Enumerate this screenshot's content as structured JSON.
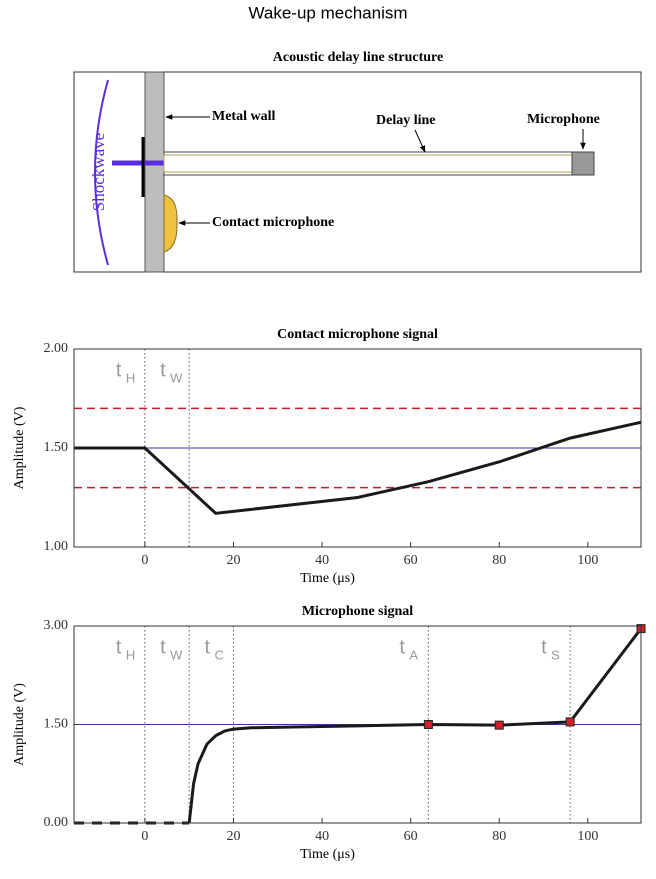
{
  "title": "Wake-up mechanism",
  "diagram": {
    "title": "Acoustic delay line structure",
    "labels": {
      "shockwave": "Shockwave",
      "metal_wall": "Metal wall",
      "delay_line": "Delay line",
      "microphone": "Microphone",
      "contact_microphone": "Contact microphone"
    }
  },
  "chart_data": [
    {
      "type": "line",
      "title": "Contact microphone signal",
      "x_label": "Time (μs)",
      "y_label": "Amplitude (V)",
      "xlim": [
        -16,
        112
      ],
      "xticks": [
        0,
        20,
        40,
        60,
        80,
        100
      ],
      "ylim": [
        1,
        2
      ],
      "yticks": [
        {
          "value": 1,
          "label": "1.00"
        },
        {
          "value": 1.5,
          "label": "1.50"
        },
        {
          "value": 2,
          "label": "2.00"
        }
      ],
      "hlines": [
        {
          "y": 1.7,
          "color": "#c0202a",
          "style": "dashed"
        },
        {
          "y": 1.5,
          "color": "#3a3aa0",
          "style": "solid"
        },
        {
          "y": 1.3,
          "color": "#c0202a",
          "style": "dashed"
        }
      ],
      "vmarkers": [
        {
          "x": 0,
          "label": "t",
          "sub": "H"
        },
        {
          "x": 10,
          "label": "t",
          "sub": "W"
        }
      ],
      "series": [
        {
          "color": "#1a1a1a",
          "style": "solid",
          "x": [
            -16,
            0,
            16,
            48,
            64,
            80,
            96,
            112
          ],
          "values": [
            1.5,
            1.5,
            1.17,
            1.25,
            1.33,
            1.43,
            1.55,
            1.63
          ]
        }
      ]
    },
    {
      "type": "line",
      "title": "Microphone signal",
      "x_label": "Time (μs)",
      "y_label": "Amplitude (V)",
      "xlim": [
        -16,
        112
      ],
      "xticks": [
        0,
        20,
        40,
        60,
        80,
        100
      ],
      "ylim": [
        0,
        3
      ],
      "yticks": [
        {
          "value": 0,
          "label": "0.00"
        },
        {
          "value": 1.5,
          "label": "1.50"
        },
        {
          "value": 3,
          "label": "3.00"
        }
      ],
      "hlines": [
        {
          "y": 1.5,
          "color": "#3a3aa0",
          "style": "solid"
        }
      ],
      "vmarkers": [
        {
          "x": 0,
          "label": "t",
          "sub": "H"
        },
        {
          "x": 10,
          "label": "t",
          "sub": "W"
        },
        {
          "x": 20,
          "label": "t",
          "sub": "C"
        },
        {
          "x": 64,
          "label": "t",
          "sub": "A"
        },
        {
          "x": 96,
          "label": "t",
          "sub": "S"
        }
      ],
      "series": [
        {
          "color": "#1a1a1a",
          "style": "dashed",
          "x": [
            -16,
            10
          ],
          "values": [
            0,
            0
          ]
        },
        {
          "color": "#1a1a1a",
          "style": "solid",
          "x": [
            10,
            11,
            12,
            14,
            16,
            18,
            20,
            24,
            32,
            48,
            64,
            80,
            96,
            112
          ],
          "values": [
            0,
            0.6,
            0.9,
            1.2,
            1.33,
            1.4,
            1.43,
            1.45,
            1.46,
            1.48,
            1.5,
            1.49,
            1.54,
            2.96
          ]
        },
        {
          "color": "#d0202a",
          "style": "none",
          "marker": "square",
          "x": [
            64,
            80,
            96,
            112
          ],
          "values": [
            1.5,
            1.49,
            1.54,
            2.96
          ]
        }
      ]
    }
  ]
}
------------------------------------------------
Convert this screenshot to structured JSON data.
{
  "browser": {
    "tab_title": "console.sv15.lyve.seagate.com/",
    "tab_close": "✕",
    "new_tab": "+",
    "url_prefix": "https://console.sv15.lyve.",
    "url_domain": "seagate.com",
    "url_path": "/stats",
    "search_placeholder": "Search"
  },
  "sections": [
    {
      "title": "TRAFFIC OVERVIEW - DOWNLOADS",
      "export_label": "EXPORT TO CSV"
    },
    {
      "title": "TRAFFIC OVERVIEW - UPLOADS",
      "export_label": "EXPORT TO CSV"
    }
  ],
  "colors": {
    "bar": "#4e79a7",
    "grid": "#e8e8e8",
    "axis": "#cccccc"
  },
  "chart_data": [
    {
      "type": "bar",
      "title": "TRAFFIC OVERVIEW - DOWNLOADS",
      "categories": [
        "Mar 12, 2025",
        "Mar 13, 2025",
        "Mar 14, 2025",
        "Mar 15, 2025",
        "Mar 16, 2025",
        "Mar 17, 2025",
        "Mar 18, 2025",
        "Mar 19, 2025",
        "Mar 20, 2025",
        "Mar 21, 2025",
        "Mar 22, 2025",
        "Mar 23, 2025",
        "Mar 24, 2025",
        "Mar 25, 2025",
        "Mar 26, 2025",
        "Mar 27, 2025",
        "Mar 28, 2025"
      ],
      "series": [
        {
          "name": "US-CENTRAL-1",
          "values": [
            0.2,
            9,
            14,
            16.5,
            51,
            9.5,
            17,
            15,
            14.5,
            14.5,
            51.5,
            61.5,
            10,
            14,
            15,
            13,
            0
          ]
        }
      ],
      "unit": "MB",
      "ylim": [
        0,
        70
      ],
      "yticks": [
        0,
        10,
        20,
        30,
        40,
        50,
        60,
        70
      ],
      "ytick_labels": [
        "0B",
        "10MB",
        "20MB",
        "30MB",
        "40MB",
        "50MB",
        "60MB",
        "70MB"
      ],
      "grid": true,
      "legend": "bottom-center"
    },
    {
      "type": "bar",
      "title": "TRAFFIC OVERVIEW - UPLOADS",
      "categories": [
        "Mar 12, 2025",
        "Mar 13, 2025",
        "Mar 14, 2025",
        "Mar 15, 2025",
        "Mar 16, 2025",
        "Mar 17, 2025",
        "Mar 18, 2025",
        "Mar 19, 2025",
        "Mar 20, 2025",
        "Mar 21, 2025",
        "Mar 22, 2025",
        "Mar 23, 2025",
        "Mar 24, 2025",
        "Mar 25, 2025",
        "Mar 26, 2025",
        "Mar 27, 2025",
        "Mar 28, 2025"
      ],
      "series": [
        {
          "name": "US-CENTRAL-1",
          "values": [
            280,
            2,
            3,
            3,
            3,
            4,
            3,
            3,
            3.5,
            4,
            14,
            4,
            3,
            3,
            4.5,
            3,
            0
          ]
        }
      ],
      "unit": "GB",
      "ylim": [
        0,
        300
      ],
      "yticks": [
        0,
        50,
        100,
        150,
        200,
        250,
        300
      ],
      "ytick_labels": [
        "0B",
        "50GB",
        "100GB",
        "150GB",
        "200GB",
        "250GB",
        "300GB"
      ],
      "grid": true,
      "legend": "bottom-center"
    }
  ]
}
------------------------------------------------
Search the data for "signal". Copy every matching line.

> **EXERCISE RESULT**
      "title": "Contact microphone signal",
      "title": "Microphone signal",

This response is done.